→ **Given request**
Assemble all lines in which the string "ffffff" appears.

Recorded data
........

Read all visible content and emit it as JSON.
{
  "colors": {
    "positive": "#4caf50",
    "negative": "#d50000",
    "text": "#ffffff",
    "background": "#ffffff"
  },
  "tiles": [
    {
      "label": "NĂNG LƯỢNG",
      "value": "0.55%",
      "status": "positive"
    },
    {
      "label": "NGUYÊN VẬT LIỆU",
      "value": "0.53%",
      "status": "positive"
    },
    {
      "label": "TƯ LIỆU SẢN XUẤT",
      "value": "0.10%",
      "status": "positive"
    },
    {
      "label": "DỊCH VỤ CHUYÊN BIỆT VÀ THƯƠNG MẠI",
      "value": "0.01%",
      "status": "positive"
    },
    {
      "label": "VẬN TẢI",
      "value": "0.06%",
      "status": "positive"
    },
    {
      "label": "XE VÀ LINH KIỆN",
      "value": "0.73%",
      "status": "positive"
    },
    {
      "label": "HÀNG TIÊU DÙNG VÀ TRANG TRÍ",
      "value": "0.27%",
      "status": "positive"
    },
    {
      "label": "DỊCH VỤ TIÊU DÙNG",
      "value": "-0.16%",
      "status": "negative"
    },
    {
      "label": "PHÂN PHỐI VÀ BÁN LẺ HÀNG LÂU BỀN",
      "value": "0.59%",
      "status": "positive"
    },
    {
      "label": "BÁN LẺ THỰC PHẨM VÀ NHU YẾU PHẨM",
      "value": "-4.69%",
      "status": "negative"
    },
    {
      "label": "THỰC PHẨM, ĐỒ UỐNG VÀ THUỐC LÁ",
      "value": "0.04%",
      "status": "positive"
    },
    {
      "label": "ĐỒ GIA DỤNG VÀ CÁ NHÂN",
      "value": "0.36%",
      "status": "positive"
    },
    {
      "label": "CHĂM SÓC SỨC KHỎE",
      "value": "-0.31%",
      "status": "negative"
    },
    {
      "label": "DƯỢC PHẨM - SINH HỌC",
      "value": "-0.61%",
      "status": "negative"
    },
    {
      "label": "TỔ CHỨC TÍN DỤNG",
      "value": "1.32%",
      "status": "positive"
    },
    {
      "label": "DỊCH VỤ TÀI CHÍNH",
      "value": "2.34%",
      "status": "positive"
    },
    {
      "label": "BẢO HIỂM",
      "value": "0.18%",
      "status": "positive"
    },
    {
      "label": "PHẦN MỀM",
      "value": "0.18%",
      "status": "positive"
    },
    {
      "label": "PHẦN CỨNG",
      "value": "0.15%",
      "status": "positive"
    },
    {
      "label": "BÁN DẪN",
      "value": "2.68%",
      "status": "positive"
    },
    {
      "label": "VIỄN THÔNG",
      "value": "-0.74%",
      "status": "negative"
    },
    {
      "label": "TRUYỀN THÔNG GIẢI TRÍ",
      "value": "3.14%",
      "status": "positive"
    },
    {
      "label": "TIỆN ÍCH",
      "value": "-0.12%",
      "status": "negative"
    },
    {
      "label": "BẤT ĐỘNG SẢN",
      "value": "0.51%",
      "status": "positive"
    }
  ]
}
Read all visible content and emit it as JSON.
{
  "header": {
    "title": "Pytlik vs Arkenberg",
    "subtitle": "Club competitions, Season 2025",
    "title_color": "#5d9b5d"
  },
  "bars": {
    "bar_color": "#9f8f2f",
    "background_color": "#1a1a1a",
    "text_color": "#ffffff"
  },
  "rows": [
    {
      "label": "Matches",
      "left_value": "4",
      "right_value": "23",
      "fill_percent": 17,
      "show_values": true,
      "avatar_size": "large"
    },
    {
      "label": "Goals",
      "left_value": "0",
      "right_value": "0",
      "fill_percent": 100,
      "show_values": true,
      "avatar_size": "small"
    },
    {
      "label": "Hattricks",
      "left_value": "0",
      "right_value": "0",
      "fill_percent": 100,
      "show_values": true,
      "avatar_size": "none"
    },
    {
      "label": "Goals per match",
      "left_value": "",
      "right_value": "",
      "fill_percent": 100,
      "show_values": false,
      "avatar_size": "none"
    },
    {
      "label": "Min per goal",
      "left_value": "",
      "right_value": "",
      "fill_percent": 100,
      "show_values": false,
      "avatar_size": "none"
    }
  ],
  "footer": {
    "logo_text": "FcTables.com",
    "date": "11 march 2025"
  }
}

........

→ **Result for this task**
    "text": "#ffffff",
    "background": "#ffffff"
    "text_color": "#ffffff"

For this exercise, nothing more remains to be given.